> _What this task involves_: Emit the data below verbatim, stripping out any pictures.

****************************************

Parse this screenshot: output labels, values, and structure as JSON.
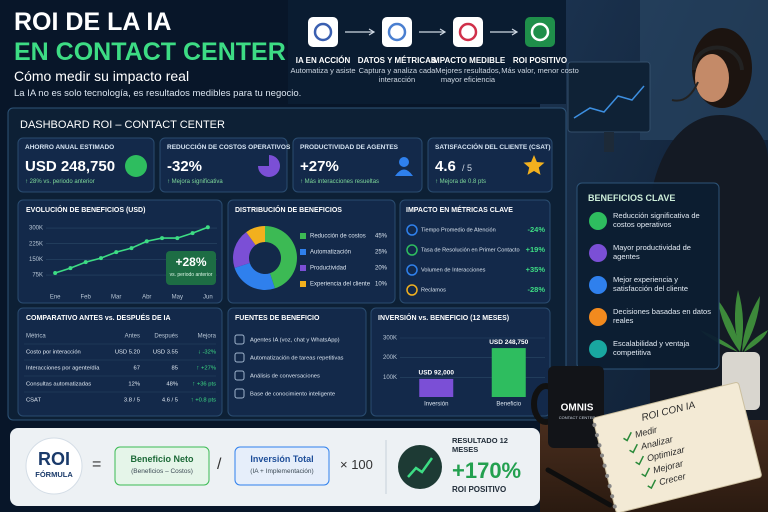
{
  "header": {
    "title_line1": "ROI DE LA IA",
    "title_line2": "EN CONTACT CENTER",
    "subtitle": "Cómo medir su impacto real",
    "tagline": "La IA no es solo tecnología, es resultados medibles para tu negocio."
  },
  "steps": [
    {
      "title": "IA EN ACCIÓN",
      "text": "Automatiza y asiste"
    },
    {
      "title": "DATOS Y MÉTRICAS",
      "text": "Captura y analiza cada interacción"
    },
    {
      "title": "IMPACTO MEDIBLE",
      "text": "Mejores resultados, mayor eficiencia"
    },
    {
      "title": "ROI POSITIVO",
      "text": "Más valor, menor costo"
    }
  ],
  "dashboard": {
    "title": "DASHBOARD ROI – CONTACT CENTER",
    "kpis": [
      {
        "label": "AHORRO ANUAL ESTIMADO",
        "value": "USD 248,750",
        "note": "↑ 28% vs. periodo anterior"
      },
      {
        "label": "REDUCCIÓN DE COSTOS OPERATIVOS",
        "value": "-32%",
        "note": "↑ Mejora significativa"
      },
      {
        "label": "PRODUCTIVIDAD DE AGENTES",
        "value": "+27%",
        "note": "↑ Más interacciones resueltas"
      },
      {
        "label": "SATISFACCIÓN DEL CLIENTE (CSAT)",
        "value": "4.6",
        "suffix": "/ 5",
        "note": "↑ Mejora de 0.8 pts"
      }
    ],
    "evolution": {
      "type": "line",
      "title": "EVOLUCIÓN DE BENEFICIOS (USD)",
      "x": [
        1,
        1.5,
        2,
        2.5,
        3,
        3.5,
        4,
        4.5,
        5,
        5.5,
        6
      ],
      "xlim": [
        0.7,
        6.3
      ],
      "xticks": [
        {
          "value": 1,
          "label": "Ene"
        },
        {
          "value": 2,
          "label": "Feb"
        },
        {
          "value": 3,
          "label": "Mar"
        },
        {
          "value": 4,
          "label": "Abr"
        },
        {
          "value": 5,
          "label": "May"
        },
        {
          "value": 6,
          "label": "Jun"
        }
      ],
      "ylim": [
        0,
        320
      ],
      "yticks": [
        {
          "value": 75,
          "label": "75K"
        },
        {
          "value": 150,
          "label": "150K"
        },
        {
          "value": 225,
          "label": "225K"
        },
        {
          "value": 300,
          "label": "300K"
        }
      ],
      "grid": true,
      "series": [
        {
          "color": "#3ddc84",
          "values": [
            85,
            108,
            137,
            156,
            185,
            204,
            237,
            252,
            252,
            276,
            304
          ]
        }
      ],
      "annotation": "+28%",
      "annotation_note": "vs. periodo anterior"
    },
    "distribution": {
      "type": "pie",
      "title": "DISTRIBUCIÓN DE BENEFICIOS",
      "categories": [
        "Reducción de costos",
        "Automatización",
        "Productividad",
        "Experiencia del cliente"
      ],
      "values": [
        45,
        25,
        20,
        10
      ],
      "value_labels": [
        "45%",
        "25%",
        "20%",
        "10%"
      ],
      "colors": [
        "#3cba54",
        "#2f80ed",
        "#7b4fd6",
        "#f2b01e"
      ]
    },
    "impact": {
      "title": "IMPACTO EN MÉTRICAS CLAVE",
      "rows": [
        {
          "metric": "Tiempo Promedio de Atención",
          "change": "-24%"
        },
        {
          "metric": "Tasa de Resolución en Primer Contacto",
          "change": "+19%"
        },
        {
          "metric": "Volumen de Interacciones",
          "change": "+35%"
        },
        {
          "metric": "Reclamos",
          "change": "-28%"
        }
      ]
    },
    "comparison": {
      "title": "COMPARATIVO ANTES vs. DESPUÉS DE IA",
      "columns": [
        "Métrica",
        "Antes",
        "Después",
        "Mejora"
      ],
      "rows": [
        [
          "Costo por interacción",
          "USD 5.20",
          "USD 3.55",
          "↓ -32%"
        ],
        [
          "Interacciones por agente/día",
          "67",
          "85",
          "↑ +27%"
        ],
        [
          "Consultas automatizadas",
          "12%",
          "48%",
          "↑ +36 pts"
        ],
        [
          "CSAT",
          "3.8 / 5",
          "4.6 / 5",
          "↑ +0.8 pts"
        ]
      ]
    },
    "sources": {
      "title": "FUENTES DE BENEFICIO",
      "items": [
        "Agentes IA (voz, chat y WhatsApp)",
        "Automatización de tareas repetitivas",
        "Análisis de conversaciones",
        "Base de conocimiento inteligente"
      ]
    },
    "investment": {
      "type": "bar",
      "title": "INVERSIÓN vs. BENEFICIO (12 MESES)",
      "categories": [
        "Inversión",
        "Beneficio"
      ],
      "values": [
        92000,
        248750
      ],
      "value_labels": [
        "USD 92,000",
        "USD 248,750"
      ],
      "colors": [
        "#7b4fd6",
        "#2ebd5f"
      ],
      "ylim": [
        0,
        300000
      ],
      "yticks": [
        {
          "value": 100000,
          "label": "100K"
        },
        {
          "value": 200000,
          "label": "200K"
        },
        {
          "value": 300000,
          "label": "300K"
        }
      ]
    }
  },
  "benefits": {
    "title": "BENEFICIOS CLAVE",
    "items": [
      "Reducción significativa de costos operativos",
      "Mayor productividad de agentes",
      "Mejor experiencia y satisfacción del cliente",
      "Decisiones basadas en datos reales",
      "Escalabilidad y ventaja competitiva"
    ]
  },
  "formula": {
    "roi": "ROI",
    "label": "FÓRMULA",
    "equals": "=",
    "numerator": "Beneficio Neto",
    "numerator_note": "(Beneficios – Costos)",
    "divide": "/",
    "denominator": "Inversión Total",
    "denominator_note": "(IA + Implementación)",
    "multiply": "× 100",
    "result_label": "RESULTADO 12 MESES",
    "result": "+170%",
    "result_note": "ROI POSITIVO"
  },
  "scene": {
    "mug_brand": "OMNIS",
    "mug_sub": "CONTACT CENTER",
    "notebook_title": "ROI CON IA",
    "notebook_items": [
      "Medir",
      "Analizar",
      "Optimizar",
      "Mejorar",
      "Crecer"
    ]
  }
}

****************************************

> _Complete output_:
Parse this screenshot: output labels, values, and structure as JSON.
{
  "header": {
    "title_line1": "ROI DE LA IA",
    "title_line2": "EN CONTACT CENTER",
    "subtitle": "Cómo medir su impacto real",
    "tagline": "La IA no es solo tecnología, es resultados medibles para tu negocio."
  },
  "steps": [
    {
      "title": "IA EN ACCIÓN",
      "text": "Automatiza y asiste"
    },
    {
      "title": "DATOS Y MÉTRICAS",
      "text": "Captura y analiza cada interacción"
    },
    {
      "title": "IMPACTO MEDIBLE",
      "text": "Mejores resultados, mayor eficiencia"
    },
    {
      "title": "ROI POSITIVO",
      "text": "Más valor, menor costo"
    }
  ],
  "dashboard": {
    "title": "DASHBOARD ROI – CONTACT CENTER",
    "kpis": [
      {
        "label": "AHORRO ANUAL ESTIMADO",
        "value": "USD 248,750",
        "note": "↑ 28% vs. periodo anterior"
      },
      {
        "label": "REDUCCIÓN DE COSTOS OPERATIVOS",
        "value": "-32%",
        "note": "↑ Mejora significativa"
      },
      {
        "label": "PRODUCTIVIDAD DE AGENTES",
        "value": "+27%",
        "note": "↑ Más interacciones resueltas"
      },
      {
        "label": "SATISFACCIÓN DEL CLIENTE (CSAT)",
        "value": "4.6",
        "suffix": "/ 5",
        "note": "↑ Mejora de 0.8 pts"
      }
    ],
    "evolution": {
      "type": "line",
      "title": "EVOLUCIÓN DE BENEFICIOS (USD)",
      "x": [
        1,
        1.5,
        2,
        2.5,
        3,
        3.5,
        4,
        4.5,
        5,
        5.5,
        6
      ],
      "xlim": [
        0.7,
        6.3
      ],
      "xticks": [
        {
          "value": 1,
          "label": "Ene"
        },
        {
          "value": 2,
          "label": "Feb"
        },
        {
          "value": 3,
          "label": "Mar"
        },
        {
          "value": 4,
          "label": "Abr"
        },
        {
          "value": 5,
          "label": "May"
        },
        {
          "value": 6,
          "label": "Jun"
        }
      ],
      "ylim": [
        0,
        320
      ],
      "yticks": [
        {
          "value": 75,
          "label": "75K"
        },
        {
          "value": 150,
          "label": "150K"
        },
        {
          "value": 225,
          "label": "225K"
        },
        {
          "value": 300,
          "label": "300K"
        }
      ],
      "grid": true,
      "series": [
        {
          "color": "#3ddc84",
          "values": [
            85,
            108,
            137,
            156,
            185,
            204,
            237,
            252,
            252,
            276,
            304
          ]
        }
      ],
      "annotation": "+28%",
      "annotation_note": "vs. periodo anterior"
    },
    "distribution": {
      "type": "pie",
      "title": "DISTRIBUCIÓN DE BENEFICIOS",
      "categories": [
        "Reducción de costos",
        "Automatización",
        "Productividad",
        "Experiencia del cliente"
      ],
      "values": [
        45,
        25,
        20,
        10
      ],
      "value_labels": [
        "45%",
        "25%",
        "20%",
        "10%"
      ],
      "colors": [
        "#3cba54",
        "#2f80ed",
        "#7b4fd6",
        "#f2b01e"
      ]
    },
    "impact": {
      "title": "IMPACTO EN MÉTRICAS CLAVE",
      "rows": [
        {
          "metric": "Tiempo Promedio de Atención",
          "change": "-24%"
        },
        {
          "metric": "Tasa de Resolución en Primer Contacto",
          "change": "+19%"
        },
        {
          "metric": "Volumen de Interacciones",
          "change": "+35%"
        },
        {
          "metric": "Reclamos",
          "change": "-28%"
        }
      ]
    },
    "comparison": {
      "title": "COMPARATIVO ANTES vs. DESPUÉS DE IA",
      "columns": [
        "Métrica",
        "Antes",
        "Después",
        "Mejora"
      ],
      "rows": [
        [
          "Costo por interacción",
          "USD 5.20",
          "USD 3.55",
          "↓ -32%"
        ],
        [
          "Interacciones por agente/día",
          "67",
          "85",
          "↑ +27%"
        ],
        [
          "Consultas automatizadas",
          "12%",
          "48%",
          "↑ +36 pts"
        ],
        [
          "CSAT",
          "3.8 / 5",
          "4.6 / 5",
          "↑ +0.8 pts"
        ]
      ]
    },
    "sources": {
      "title": "FUENTES DE BENEFICIO",
      "items": [
        "Agentes IA (voz, chat y WhatsApp)",
        "Automatización de tareas repetitivas",
        "Análisis de conversaciones",
        "Base de conocimiento inteligente"
      ]
    },
    "investment": {
      "type": "bar",
      "title": "INVERSIÓN vs. BENEFICIO (12 MESES)",
      "categories": [
        "Inversión",
        "Beneficio"
      ],
      "values": [
        92000,
        248750
      ],
      "value_labels": [
        "USD 92,000",
        "USD 248,750"
      ],
      "colors": [
        "#7b4fd6",
        "#2ebd5f"
      ],
      "ylim": [
        0,
        300000
      ],
      "yticks": [
        {
          "value": 100000,
          "label": "100K"
        },
        {
          "value": 200000,
          "label": "200K"
        },
        {
          "value": 300000,
          "label": "300K"
        }
      ]
    }
  },
  "benefits": {
    "title": "BENEFICIOS CLAVE",
    "items": [
      "Reducción significativa de costos operativos",
      "Mayor productividad de agentes",
      "Mejor experiencia y satisfacción del cliente",
      "Decisiones basadas en datos reales",
      "Escalabilidad y ventaja competitiva"
    ]
  },
  "formula": {
    "roi": "ROI",
    "label": "FÓRMULA",
    "equals": "=",
    "numerator": "Beneficio Neto",
    "numerator_note": "(Beneficios – Costos)",
    "divide": "/",
    "denominator": "Inversión Total",
    "denominator_note": "(IA + Implementación)",
    "multiply": "× 100",
    "result_label": "RESULTADO 12 MESES",
    "result": "+170%",
    "result_note": "ROI POSITIVO"
  },
  "scene": {
    "mug_brand": "OMNIS",
    "mug_sub": "CONTACT CENTER",
    "notebook_title": "ROI CON IA",
    "notebook_items": [
      "Medir",
      "Analizar",
      "Optimizar",
      "Mejorar",
      "Crecer"
    ]
  }
}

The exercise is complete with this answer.